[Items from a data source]
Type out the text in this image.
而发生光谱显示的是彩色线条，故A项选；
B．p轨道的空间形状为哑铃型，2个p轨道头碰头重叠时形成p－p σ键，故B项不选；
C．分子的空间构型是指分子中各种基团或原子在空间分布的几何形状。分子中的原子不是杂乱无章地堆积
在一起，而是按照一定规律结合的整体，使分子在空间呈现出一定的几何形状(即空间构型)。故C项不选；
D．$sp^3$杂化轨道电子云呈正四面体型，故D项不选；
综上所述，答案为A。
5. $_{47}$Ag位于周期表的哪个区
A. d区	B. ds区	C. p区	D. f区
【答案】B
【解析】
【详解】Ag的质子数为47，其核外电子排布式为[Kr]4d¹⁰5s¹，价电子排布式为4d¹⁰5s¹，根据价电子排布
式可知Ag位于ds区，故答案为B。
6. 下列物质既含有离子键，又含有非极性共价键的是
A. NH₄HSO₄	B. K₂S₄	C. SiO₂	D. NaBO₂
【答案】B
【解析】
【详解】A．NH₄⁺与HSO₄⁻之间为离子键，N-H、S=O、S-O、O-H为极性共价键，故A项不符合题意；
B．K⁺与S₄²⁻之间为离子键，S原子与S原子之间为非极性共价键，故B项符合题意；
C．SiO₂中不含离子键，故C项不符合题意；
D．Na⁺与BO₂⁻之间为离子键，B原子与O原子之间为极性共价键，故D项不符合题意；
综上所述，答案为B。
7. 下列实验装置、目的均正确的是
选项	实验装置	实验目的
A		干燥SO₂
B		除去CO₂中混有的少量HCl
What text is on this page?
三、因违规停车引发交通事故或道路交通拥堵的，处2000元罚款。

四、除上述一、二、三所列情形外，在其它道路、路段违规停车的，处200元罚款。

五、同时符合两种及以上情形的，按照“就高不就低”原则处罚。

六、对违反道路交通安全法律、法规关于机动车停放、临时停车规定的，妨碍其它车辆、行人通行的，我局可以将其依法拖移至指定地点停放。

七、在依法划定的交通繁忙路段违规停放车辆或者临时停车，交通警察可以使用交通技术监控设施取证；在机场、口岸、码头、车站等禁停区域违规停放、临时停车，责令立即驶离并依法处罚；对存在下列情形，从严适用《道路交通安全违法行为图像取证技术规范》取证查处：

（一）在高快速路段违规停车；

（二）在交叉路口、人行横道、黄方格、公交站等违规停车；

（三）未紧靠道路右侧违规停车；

• **Required work**:
Reproduce the final stretch of the data above: every line from the one holding "What text is on this page?" through the end, inclusive, exactly as written and nothing else.

• **Answer to the problem**:
What text is on this page?
三、因违规停车引发交通事故或道路交通拥堵的，处2000元罚款。

四、除上述一、二、三所列情形外，在其它道路、路段违规停车的，处200元罚款。

五、同时符合两种及以上情形的，按照“就高不就低”原则处罚。

六、对违反道路交通安全法律、法规关于机动车停放、临时停车规定的，妨碍其它车辆、行人通行的，我局可以将其依法拖移至指定地点停放。

七、在依法划定的交通繁忙路段违规停放车辆或者临时停车，交通警察可以使用交通技术监控设施取证；在机场、口岸、码头、车站等禁停区域违规停放、临时停车，责令立即驶离并依法处罚；对存在下列情形，从严适用《道路交通安全违法行为图像取证技术规范》取证查处：

（一）在高快速路段违规停车；

（二）在交叉路口、人行横道、黄方格、公交站等违规停车；

（三）未紧靠道路右侧违规停车；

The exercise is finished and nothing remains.